### Passage shown

-------------------------

Yes, it's a non pressurized oiling system. The biggest reasons for it are, 1.) Cost.... 2.) It's not really necessary.... 3.) None of the engines of this type and size, (single cylinder OHV Chinese clones, Briggs & Stratton, Honda, or Kohler), have a filtered, pressurized oiling system....

If these engines are properly maintained with regular oil changes, and the oil crankcases kept full with the proper weight oil for their operating climate, they will have a very long service life with the present splash / slinger oiling system.

Adding a pressurized, filtered oiling system would increase the cost and complexity substantially, while not really adding much to the service life of the engine.


----------



## Stpage40 (Feb 26, 2021)

jeb said:


> Hi Folks,
> 
> Been looking at the specs on the Westinghouse wgen12000df series. It seems like a decent genset based on the datasheet.
> 
> ...


I have the WGen9500DF and ran my entire house flawlessly for two days off of natural gas during the Great Texas Ice Storm of 2021!


----------



## JohnWhicker (Feb 21, 2021)

Stpage40 said:


> WGen9500DF


Did your HVAC run ok? Aren't the electronics to sensitive? I am in Houston


----------



## Stpage40 (Feb 26, 2021)

JohnWhicker said:


> Did your HVAC run ok? Aren't the electronics to sensitive? I am in Houston


I’m south of Houston in Columbia Lakes. I test ran my generator on NG last summer when I bought it and my A/C worked fine and ran microwave simultaneously. This winter during the outage my furnace ran constantly for two days along with fridge normal use of microwave, air fryer, dishwasher and the occasional hair dryer. Also had 10 90 watt incandescent bulbs outside heating my plants. My house is small at 1860 sq/ft and all my lights are LED and major appliances are gas. Granted these are the only two times I’ve used it but I’m impressed with its performance and quality. I might also add all of my electronics, three TVs, and computers wifi and cable modem didn’t skip a beat and suffered no damage.


----------



## JohnWhicker (Feb 21, 2021)

-------------------------

### Information shown
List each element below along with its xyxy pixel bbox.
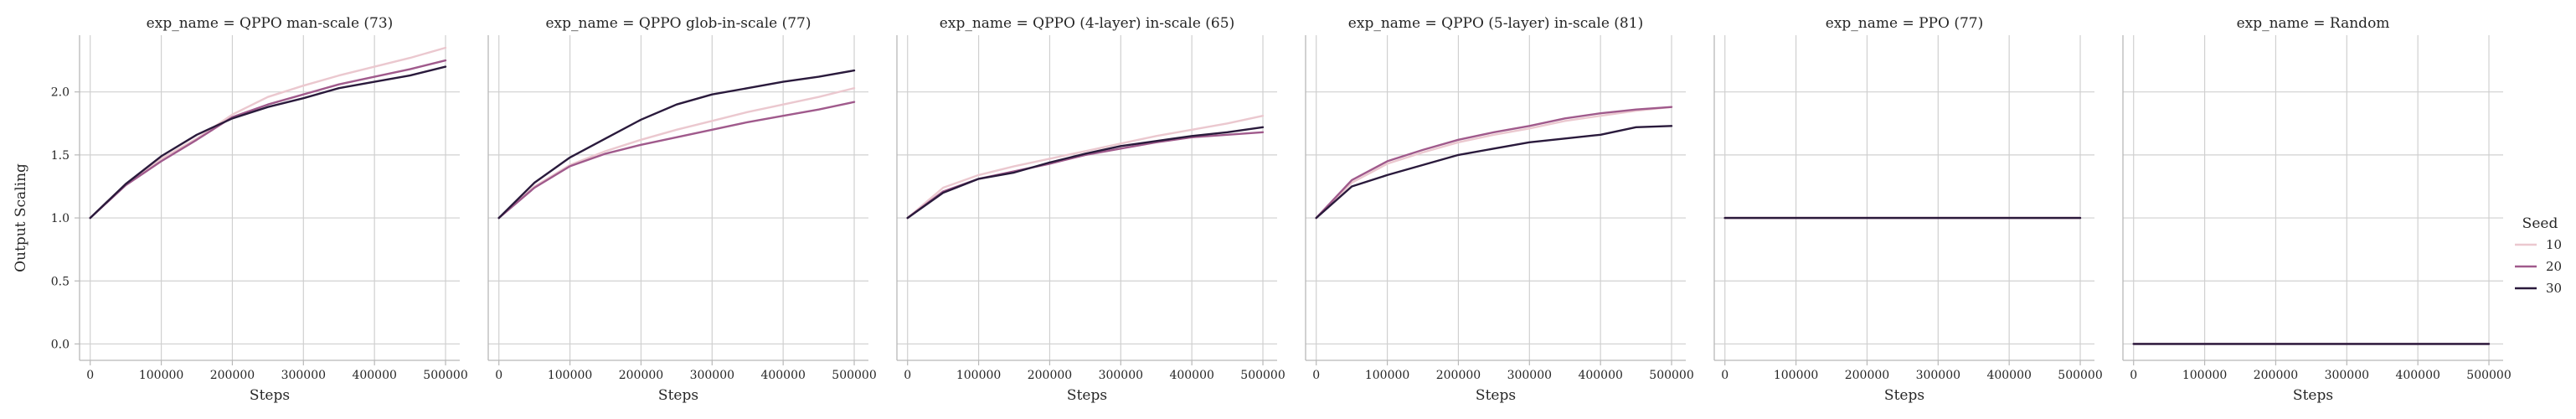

-------------------------

### To do
• a. In the generator forum thread, how large does the poster in Columbia Lakes say the house is?
• b. Reproduce the stretch of the generator forum thread from "I’m south of" through "suffered no damage.".

### Solutions to the tasks
• a. 1860 sq/ft

• b.
I’m south of Houston in Columbia Lakes. I test ran my generator on NG last summer when I bought it and my A/C worked fine and ran microwave simultaneously. This winter during the outage my furnace ran constantly for two days along with fridge normal use of microwave, air fryer, dishwasher and the occasional hair dryer. Also had 10 90 watt incandescent bulbs outside heating my plants. My house is small at 1860 sq/ft and all my lights are LED and major appliances are gas. Granted these are the only two times I’ve used it but I’m impressed with its performance and quality. I might also add all of my electronics, three TVs, and computers wifi and cable modem didn’t skip a beat and suffered no damage.